> Stated goal:
Go through the records and give each one again exactly.

◆ ◆ ◆

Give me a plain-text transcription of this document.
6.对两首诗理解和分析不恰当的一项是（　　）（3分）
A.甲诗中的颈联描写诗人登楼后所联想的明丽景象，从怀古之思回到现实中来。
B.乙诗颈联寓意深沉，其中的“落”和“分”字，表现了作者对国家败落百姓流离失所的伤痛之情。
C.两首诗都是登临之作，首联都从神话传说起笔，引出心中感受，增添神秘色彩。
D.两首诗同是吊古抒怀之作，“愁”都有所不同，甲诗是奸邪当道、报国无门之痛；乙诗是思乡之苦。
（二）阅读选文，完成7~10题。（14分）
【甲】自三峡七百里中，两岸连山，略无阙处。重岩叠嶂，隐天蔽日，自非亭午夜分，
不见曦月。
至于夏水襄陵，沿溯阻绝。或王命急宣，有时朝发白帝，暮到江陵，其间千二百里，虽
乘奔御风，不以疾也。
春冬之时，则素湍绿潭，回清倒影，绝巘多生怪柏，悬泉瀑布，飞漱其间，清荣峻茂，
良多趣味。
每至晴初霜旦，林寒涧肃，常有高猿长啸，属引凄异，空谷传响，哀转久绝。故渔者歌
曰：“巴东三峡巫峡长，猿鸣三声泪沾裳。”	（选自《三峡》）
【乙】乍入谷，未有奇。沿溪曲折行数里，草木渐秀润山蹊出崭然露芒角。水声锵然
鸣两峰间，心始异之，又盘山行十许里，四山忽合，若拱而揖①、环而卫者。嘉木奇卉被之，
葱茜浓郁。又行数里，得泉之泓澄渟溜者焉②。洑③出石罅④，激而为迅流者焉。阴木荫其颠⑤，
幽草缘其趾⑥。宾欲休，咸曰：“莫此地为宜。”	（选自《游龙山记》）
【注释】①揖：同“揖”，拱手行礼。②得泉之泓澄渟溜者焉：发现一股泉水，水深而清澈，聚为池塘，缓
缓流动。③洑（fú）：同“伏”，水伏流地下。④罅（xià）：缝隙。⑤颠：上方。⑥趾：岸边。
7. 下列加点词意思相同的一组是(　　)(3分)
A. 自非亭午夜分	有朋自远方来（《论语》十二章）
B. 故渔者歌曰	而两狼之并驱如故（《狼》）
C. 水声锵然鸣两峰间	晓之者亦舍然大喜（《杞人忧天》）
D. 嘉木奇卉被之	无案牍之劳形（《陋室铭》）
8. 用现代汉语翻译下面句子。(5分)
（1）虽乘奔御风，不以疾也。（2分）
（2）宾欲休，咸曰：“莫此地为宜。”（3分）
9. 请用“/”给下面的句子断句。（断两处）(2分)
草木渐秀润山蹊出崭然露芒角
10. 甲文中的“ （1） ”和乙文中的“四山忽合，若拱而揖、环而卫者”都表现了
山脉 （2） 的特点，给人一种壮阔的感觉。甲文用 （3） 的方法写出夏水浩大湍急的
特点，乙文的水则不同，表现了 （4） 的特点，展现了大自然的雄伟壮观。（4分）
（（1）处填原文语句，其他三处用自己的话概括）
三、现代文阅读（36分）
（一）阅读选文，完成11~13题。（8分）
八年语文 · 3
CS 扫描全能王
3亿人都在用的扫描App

◆ ◆ ◆

> Response:
Give me a plain-text transcription of this document.
6.对两首诗理解和分析不恰当的一项是（　　）（3分）
A.甲诗中的颈联描写诗人登楼后所联想的明丽景象，从怀古之思回到现实中来。
B.乙诗颈联寓意深沉，其中的“落”和“分”字，表现了作者对国家败落百姓流离失所的伤痛之情。
C.两首诗都是登临之作，首联都从神话传说起笔，引出心中感受，增添神秘色彩。
D.两首诗同是吊古抒怀之作，“愁”都有所不同，甲诗是奸邪当道、报国无门之痛；乙诗是思乡之苦。
（二）阅读选文，完成7~10题。（14分）
【甲】自三峡七百里中，两岸连山，略无阙处。重岩叠嶂，隐天蔽日，自非亭午夜分，
不见曦月。
至于夏水襄陵，沿溯阻绝。或王命急宣，有时朝发白帝，暮到江陵，其间千二百里，虽
乘奔御风，不以疾也。
春冬之时，则素湍绿潭，回清倒影，绝巘多生怪柏，悬泉瀑布，飞漱其间，清荣峻茂，
良多趣味。
每至晴初霜旦，林寒涧肃，常有高猿长啸，属引凄异，空谷传响，哀转久绝。故渔者歌
曰：“巴东三峡巫峡长，猿鸣三声泪沾裳。”	（选自《三峡》）
【乙】乍入谷，未有奇。沿溪曲折行数里，草木渐秀润山蹊出崭然露芒角。水声锵然
鸣两峰间，心始异之，又盘山行十许里，四山忽合，若拱而揖①、环而卫者。嘉木奇卉被之，
葱茜浓郁。又行数里，得泉之泓澄渟溜者焉②。洑③出石罅④，激而为迅流者焉。阴木荫其颠⑤，
幽草缘其趾⑥。宾欲休，咸曰：“莫此地为宜。”	（选自《游龙山记》）
【注释】①揖：同“揖”，拱手行礼。②得泉之泓澄渟溜者焉：发现一股泉水，水深而清澈，聚为池塘，缓
缓流动。③洑（fú）：同“伏”，水伏流地下。④罅（xià）：缝隙。⑤颠：上方。⑥趾：岸边。
7. 下列加点词意思相同的一组是(　　)(3分)
A. 自非亭午夜分	有朋自远方来（《论语》十二章）
B. 故渔者歌曰	而两狼之并驱如故（《狼》）
C. 水声锵然鸣两峰间	晓之者亦舍然大喜（《杞人忧天》）
D. 嘉木奇卉被之	无案牍之劳形（《陋室铭》）
8. 用现代汉语翻译下面句子。(5分)
（1）虽乘奔御风，不以疾也。（2分）
（2）宾欲休，咸曰：“莫此地为宜。”（3分）
9. 请用“/”给下面的句子断句。（断两处）(2分)
草木渐秀润山蹊出崭然露芒角
10. 甲文中的“ （1） ”和乙文中的“四山忽合，若拱而揖、环而卫者”都表现了
山脉 （2） 的特点，给人一种壮阔的感觉。甲文用 （3） 的方法写出夏水浩大湍急的
特点，乙文的水则不同，表现了 （4） 的特点，展现了大自然的雄伟壮观。（4分）
（（1）处填原文语句，其他三处用自己的话概括）
三、现代文阅读（36分）
（一）阅读选文，完成11~13题。（8分）
八年语文 · 3
CS 扫描全能王
3亿人都在用的扫描App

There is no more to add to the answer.